What to work on:
Look for "email" in each line of the entries, and return the matching lines.

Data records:
##############################

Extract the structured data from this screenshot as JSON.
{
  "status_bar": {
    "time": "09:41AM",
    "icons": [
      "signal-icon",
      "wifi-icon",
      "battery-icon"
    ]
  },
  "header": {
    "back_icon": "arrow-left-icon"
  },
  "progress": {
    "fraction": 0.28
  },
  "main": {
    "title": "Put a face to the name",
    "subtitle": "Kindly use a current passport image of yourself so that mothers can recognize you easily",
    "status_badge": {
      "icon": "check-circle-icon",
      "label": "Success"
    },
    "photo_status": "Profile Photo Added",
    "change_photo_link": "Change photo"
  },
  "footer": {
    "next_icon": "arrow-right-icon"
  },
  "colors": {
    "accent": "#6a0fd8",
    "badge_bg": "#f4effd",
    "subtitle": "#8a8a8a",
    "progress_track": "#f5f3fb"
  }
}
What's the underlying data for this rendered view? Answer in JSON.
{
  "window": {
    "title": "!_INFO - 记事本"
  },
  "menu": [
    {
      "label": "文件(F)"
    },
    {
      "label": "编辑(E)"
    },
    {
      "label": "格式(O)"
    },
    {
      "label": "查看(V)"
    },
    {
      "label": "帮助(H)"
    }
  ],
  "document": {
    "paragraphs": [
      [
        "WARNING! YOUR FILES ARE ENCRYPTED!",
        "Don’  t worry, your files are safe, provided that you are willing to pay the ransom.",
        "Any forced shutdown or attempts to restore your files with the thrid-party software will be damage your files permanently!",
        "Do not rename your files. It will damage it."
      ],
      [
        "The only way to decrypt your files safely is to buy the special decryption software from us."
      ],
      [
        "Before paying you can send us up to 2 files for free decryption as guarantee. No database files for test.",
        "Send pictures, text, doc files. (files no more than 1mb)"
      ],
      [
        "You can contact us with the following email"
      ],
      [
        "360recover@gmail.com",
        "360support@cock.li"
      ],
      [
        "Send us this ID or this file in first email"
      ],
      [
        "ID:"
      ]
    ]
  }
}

##############################

Worked solution:
        "You can contact us with the following email"
        "Send us this ID or this file in first email"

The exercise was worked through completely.